Transcribe the whole listing below without changing a word, but leave out every image.
· · · · · · ·
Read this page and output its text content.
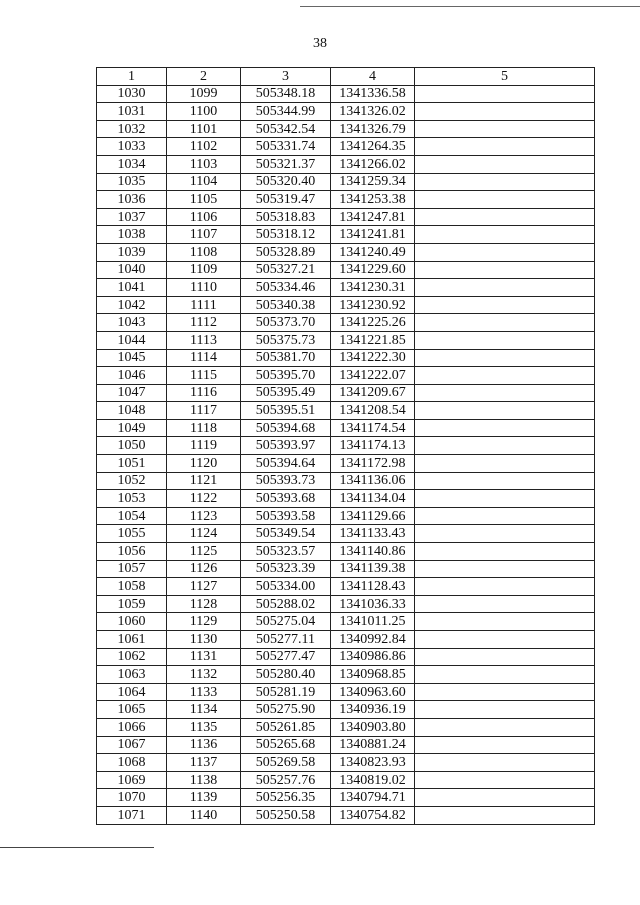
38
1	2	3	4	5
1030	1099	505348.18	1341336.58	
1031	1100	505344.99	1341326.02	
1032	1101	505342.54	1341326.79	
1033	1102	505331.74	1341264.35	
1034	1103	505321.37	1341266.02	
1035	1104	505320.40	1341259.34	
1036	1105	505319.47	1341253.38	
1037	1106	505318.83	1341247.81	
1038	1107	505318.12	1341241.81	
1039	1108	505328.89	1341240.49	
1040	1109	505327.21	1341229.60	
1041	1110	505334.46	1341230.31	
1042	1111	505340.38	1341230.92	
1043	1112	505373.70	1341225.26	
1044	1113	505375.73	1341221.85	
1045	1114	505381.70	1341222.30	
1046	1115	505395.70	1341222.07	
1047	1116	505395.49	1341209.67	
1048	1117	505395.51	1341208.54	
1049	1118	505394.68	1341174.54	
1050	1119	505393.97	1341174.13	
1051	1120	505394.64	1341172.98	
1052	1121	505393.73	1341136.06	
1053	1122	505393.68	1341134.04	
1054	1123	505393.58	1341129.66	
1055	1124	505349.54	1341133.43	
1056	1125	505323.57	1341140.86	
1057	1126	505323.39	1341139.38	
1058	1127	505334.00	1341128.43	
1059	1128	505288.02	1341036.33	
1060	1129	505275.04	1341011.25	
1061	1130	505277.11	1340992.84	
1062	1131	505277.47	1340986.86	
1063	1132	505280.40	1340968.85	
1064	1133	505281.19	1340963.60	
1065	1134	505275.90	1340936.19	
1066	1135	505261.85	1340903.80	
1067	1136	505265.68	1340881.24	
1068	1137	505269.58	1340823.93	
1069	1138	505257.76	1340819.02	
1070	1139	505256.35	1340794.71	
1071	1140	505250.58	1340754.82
· · · · · · ·
Result for this task >>
Read this page and output its text content.
38
1	2	3	4	5
1030	1099	505348.18	1341336.58	
1031	1100	505344.99	1341326.02	
1032	1101	505342.54	1341326.79	
1033	1102	505331.74	1341264.35	
1034	1103	505321.37	1341266.02	
1035	1104	505320.40	1341259.34	
1036	1105	505319.47	1341253.38	
1037	1106	505318.83	1341247.81	
1038	1107	505318.12	1341241.81	
1039	1108	505328.89	1341240.49	
1040	1109	505327.21	1341229.60	
1041	1110	505334.46	1341230.31	
1042	1111	505340.38	1341230.92	
1043	1112	505373.70	1341225.26	
1044	1113	505375.73	1341221.85	
1045	1114	505381.70	1341222.30	
1046	1115	505395.70	1341222.07	
1047	1116	505395.49	1341209.67	
1048	1117	505395.51	1341208.54	
1049	1118	505394.68	1341174.54	
1050	1119	505393.97	1341174.13	
1051	1120	505394.64	1341172.98	
1052	1121	505393.73	1341136.06	
1053	1122	505393.68	1341134.04	
1054	1123	505393.58	1341129.66	
1055	1124	505349.54	1341133.43	
1056	1125	505323.57	1341140.86	
1057	1126	505323.39	1341139.38	
1058	1127	505334.00	1341128.43	
1059	1128	505288.02	1341036.33	
1060	1129	505275.04	1341011.25	
1061	1130	505277.11	1340992.84	
1062	1131	505277.47	1340986.86	
1063	1132	505280.40	1340968.85	
1064	1133	505281.19	1340963.60	
1065	1134	505275.90	1340936.19	
1066	1135	505261.85	1340903.80	
1067	1136	505265.68	1340881.24	
1068	1137	505269.58	1340823.93	
1069	1138	505257.76	1340819.02	
1070	1139	505256.35	1340794.71	
1071	1140	505250.58	1340754.82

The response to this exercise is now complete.